Provided records:
↓

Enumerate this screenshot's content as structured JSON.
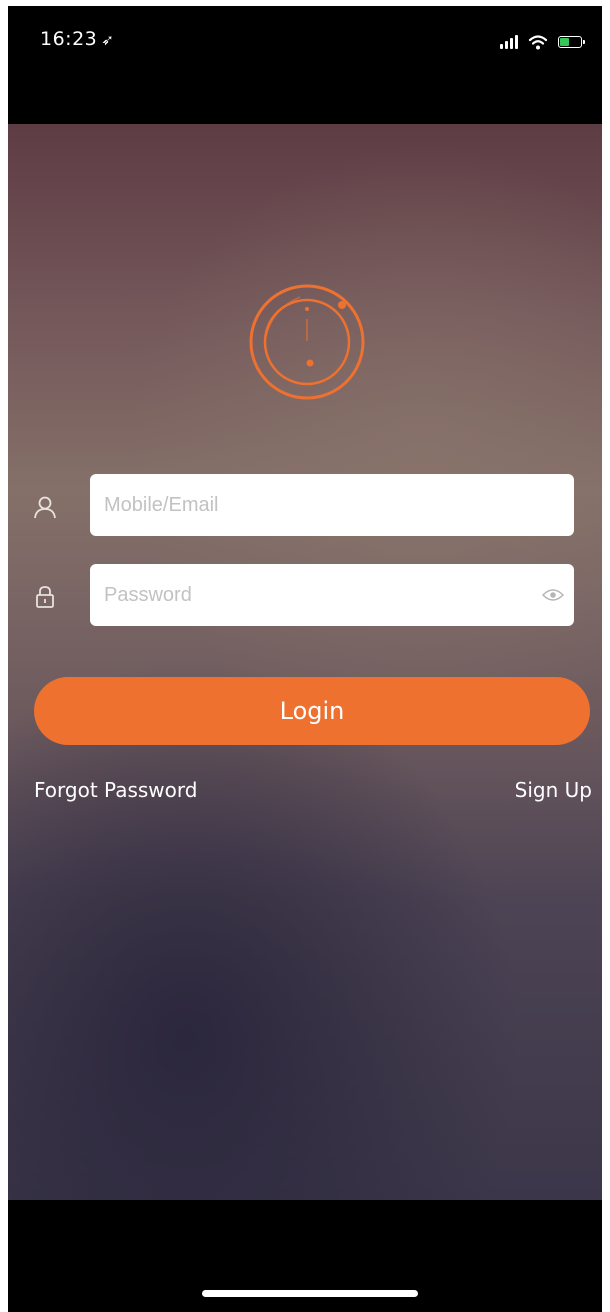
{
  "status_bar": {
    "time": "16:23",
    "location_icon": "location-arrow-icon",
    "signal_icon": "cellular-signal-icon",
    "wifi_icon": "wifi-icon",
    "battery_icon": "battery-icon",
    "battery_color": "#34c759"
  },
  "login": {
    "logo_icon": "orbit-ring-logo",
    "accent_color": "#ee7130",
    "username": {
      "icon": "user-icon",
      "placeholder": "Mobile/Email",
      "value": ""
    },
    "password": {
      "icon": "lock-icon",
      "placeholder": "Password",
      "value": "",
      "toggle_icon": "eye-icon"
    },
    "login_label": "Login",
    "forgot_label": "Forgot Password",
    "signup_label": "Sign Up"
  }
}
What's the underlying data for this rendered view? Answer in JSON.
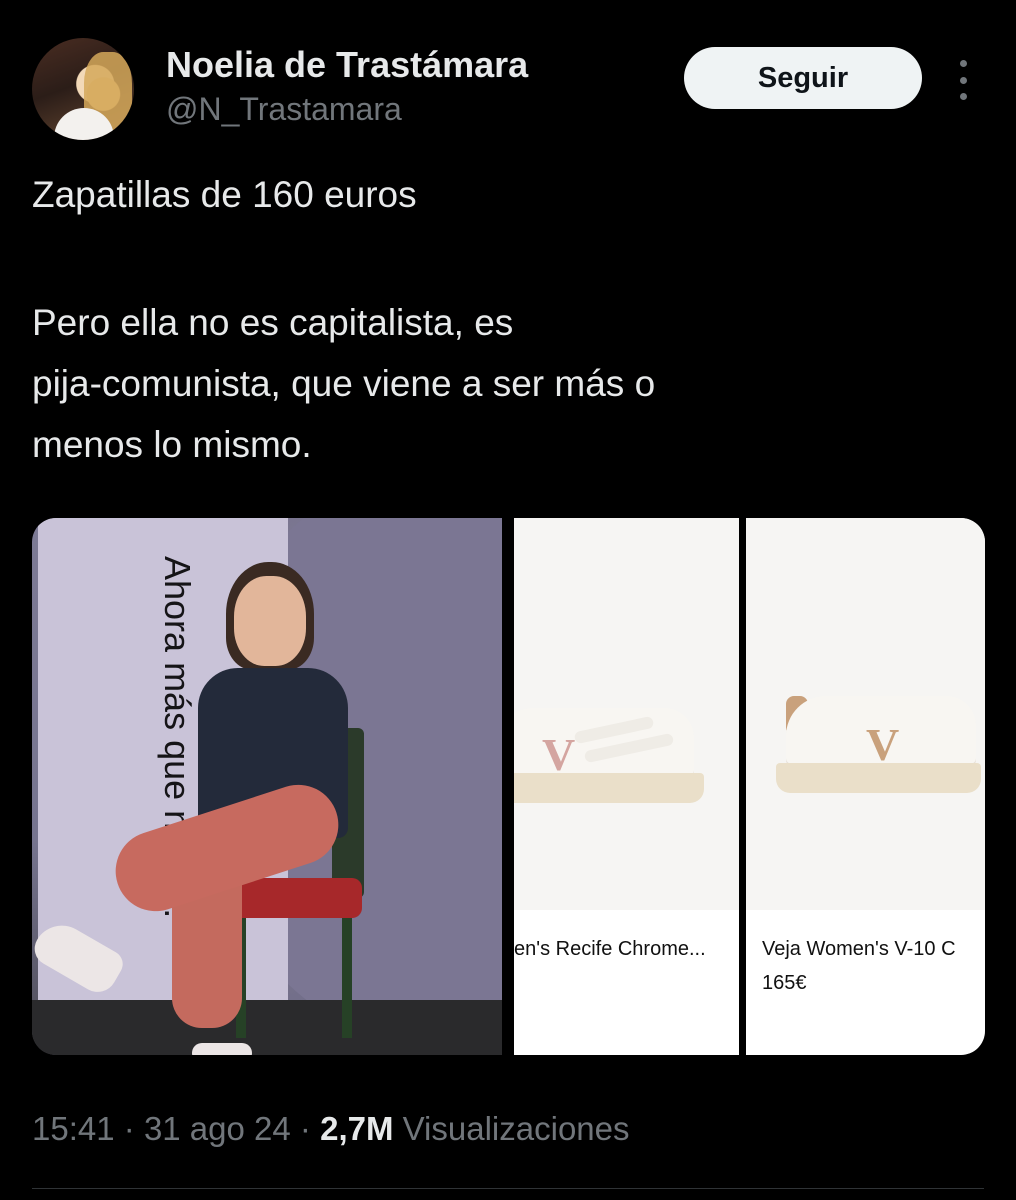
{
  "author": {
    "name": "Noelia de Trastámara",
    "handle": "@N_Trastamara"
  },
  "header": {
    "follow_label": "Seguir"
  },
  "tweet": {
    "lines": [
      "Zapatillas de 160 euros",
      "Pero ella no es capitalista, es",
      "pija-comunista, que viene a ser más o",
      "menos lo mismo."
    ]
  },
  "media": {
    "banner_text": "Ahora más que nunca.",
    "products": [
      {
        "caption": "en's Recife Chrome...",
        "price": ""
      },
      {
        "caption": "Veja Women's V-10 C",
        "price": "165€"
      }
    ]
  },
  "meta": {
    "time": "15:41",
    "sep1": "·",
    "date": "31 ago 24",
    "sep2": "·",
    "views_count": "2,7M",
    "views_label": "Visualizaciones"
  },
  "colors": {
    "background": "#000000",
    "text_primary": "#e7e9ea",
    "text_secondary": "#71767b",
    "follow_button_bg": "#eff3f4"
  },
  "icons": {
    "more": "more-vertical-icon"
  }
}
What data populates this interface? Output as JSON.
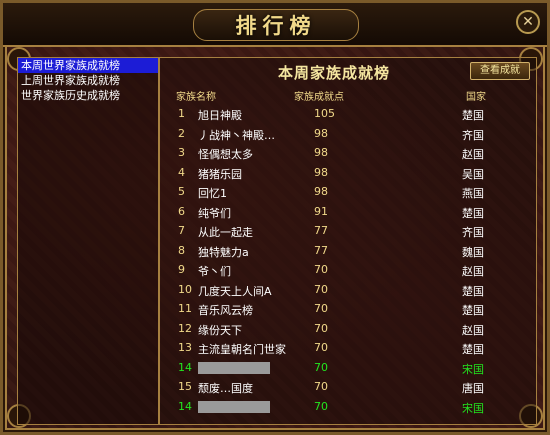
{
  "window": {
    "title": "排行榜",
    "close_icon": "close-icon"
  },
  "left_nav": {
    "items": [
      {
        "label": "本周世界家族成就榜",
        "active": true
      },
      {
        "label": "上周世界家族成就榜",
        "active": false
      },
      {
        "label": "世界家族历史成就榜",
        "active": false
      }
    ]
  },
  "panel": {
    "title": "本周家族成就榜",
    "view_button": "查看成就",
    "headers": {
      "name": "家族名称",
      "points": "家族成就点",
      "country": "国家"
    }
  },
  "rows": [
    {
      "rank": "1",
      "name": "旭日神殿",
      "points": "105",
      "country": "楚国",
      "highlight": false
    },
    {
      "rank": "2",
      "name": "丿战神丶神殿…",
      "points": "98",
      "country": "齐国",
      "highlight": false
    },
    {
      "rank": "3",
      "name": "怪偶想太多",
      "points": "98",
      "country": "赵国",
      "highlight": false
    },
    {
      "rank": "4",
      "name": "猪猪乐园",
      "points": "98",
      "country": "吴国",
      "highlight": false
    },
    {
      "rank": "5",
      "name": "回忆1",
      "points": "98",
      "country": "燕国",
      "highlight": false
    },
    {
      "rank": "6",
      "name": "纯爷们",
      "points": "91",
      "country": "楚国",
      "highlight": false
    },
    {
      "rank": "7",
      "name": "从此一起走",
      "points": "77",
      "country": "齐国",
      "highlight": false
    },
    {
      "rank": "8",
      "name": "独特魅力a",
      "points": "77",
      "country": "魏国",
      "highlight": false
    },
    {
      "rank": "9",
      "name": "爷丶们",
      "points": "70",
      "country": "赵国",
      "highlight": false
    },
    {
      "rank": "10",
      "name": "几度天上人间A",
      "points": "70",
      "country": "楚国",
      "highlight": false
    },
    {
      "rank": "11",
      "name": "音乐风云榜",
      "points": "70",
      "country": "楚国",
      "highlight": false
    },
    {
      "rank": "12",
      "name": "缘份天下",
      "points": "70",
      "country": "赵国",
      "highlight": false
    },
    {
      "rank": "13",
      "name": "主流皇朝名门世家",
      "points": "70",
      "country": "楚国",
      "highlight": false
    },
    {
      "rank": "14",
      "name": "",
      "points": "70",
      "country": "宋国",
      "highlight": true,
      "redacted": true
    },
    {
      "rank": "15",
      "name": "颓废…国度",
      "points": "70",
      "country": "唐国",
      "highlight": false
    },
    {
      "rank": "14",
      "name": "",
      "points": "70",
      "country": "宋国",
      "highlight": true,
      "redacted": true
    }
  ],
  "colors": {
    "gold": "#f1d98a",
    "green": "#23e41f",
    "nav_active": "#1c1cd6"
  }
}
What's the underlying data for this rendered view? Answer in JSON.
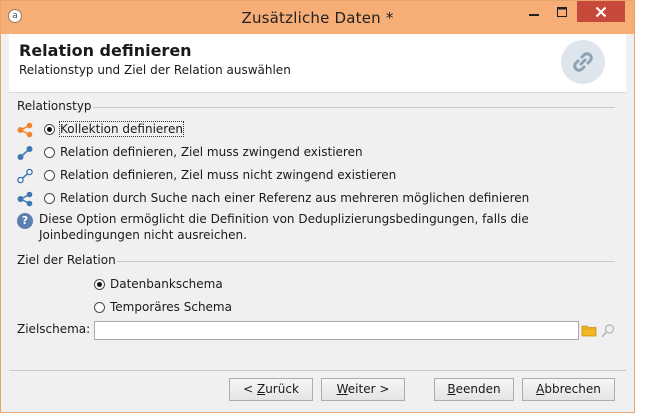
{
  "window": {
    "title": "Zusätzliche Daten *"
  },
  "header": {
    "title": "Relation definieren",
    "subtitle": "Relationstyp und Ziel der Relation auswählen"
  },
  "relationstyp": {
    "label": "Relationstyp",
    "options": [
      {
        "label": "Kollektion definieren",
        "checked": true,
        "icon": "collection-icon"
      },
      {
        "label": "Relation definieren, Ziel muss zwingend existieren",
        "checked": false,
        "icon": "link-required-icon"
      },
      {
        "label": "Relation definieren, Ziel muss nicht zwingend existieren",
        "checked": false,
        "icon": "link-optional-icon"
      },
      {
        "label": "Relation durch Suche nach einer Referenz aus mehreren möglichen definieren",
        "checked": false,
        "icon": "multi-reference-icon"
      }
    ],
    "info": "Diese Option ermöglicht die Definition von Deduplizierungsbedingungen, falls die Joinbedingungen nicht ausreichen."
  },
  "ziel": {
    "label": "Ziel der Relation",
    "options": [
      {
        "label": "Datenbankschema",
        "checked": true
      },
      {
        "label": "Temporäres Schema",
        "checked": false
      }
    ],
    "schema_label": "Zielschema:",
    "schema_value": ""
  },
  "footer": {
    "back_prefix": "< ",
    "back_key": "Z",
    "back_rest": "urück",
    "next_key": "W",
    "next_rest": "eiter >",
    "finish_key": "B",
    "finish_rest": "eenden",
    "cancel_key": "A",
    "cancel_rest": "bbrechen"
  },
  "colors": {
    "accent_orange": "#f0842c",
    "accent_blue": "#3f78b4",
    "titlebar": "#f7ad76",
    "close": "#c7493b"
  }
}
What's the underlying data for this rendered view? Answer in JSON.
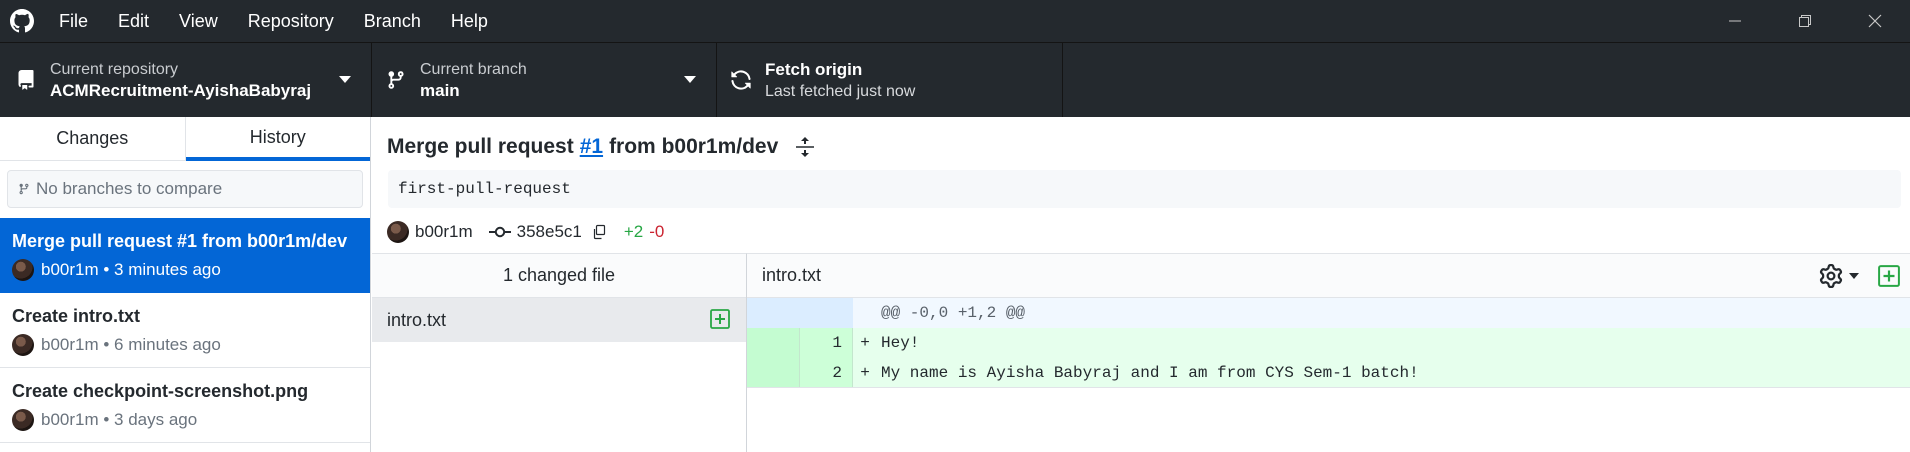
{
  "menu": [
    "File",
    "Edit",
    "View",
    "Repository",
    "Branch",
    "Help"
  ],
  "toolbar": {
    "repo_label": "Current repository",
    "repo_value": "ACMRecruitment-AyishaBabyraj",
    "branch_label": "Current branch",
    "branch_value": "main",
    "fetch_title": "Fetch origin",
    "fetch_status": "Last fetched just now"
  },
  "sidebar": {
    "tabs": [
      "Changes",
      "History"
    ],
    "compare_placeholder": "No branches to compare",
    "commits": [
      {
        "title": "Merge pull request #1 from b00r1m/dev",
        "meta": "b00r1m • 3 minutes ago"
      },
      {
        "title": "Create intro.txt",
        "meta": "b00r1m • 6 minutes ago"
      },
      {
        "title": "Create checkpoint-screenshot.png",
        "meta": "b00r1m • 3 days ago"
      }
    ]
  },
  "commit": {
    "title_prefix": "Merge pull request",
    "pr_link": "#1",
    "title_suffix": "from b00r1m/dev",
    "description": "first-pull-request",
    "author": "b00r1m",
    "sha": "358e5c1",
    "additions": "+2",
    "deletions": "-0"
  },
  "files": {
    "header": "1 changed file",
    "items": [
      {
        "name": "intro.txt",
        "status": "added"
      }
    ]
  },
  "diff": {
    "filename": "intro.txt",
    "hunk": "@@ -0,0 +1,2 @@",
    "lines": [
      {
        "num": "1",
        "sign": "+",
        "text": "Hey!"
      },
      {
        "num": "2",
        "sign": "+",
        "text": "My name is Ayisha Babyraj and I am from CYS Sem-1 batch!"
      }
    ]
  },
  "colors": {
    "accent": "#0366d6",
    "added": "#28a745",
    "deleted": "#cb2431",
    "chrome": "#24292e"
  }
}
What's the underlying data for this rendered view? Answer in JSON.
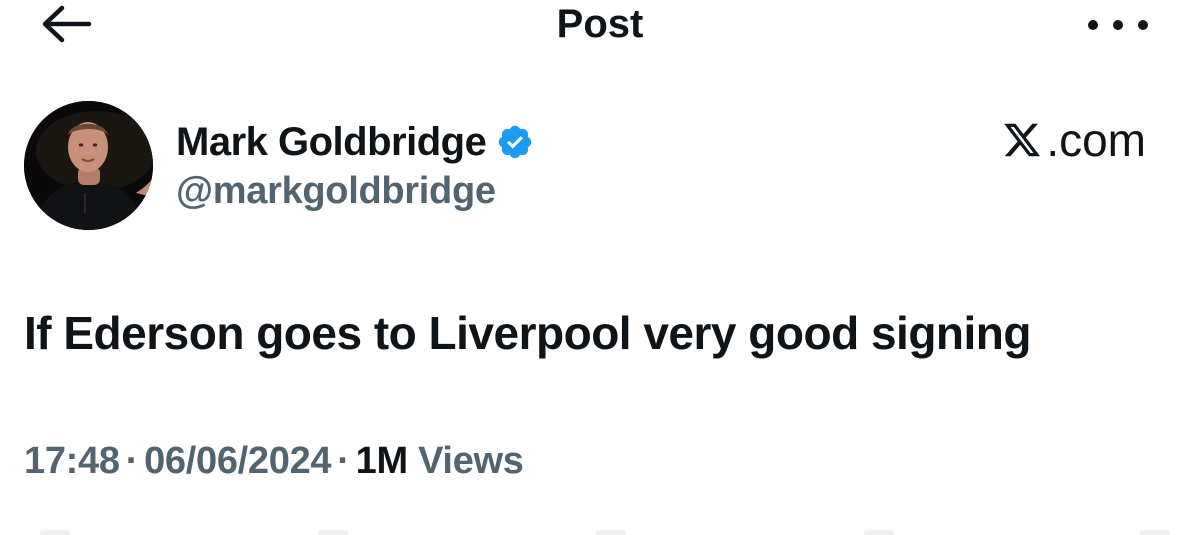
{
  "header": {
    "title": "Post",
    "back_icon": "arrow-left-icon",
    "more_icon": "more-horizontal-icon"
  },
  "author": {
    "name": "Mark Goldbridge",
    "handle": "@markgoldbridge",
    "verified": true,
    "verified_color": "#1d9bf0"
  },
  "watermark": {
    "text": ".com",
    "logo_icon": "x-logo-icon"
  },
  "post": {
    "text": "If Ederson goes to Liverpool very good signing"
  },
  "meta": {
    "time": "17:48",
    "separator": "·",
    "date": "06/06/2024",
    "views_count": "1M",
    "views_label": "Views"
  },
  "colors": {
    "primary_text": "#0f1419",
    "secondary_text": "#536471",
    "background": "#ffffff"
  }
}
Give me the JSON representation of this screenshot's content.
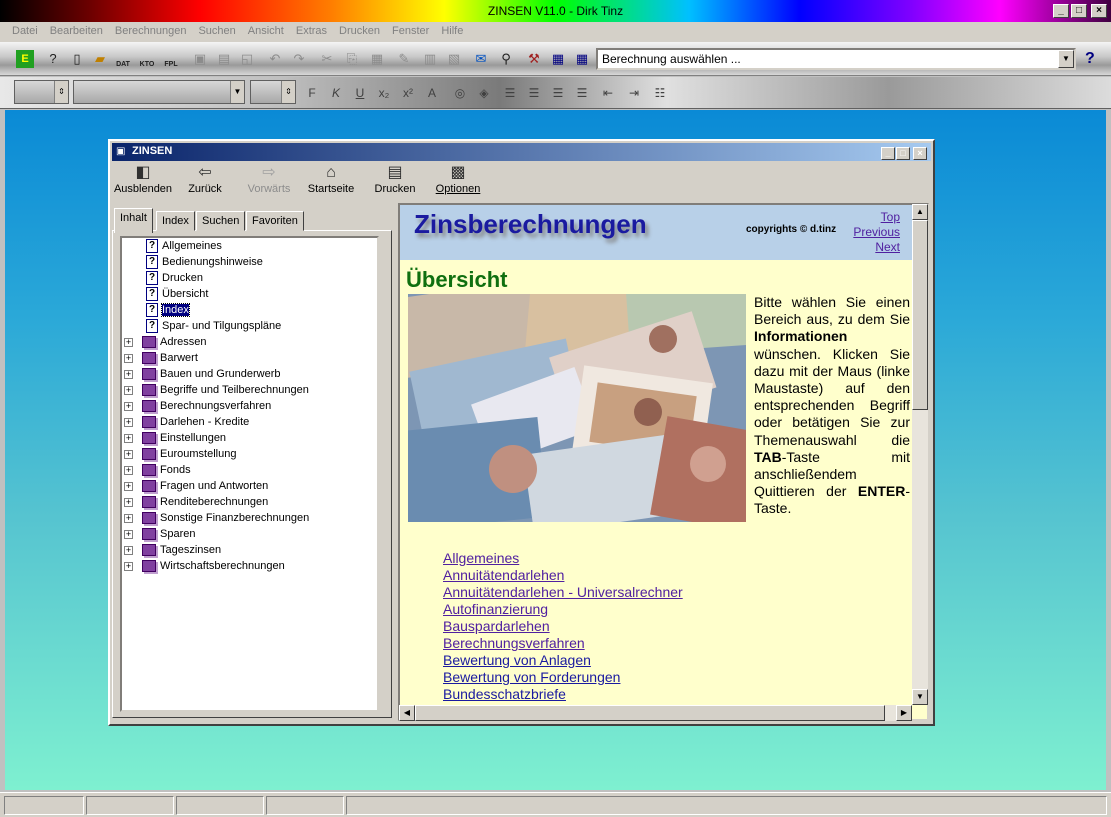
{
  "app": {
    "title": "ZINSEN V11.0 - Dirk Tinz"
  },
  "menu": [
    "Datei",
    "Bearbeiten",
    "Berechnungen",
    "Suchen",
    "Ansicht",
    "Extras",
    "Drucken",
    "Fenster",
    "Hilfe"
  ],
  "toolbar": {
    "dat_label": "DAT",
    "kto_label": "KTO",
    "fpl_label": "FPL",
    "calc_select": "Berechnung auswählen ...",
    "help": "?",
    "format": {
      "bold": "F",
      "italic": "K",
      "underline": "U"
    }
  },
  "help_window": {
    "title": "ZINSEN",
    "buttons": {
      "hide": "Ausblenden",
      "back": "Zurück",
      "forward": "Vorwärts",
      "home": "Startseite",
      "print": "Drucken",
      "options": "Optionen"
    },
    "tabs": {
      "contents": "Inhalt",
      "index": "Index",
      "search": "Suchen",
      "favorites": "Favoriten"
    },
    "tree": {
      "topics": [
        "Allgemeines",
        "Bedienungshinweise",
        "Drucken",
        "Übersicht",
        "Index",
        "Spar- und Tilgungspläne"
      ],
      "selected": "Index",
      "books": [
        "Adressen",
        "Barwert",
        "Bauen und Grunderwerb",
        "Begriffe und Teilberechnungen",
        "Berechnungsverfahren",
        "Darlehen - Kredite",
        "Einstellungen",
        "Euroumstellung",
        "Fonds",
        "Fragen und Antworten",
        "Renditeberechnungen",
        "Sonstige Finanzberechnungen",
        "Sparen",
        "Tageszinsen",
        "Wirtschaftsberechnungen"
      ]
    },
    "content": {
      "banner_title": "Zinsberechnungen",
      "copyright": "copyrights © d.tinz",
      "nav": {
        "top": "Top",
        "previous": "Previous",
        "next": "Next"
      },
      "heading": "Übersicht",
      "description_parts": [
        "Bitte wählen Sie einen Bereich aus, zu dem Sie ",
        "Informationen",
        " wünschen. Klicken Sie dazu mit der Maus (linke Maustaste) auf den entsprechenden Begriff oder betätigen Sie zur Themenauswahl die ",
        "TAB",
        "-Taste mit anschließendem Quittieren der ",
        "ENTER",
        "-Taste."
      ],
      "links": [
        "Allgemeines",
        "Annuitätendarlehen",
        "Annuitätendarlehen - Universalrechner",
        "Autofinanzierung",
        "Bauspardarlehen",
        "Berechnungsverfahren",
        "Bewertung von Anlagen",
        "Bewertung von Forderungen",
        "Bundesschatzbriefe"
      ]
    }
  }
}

↑

Given instruction: Select and copy every line of the material that holds the string "from".

The response:
        "title": "Merge pull request #1 from b00r1m/dev",
    "title_suffix": "from b00r1m/dev",
        "text": "My name is Ayisha Babyraj and I am from CYS Sem-1 batch!"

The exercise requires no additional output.